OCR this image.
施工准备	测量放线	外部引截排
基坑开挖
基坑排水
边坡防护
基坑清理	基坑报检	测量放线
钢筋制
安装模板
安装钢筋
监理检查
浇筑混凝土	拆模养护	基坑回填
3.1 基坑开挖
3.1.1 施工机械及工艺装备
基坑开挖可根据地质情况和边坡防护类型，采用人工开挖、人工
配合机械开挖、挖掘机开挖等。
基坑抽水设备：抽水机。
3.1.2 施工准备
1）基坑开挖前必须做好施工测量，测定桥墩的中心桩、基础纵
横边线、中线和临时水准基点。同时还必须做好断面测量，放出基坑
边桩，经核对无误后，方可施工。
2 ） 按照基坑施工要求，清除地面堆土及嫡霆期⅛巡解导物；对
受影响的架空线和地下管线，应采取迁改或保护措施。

┄┄┄┄┄┄

# [WORK TO COMPLETE]
Retype the material in full. Each word must match.

# [OUTPUT OF THE EXERCISE]
OCR this image.
施工准备	测量放线	外部引截排
基坑开挖
基坑排水
边坡防护
基坑清理	基坑报检	测量放线
钢筋制
安装模板
安装钢筋
监理检查
浇筑混凝土	拆模养护	基坑回填
3.1 基坑开挖
3.1.1 施工机械及工艺装备
基坑开挖可根据地质情况和边坡防护类型，采用人工开挖、人工
配合机械开挖、挖掘机开挖等。
基坑抽水设备：抽水机。
3.1.2 施工准备
1）基坑开挖前必须做好施工测量，测定桥墩的中心桩、基础纵
横边线、中线和临时水准基点。同时还必须做好断面测量，放出基坑
边桩，经核对无误后，方可施工。
2 ） 按照基坑施工要求，清除地面堆土及嫡霆期⅛巡解导物；对
受影响的架空线和地下管线，应采取迁改或保护措施。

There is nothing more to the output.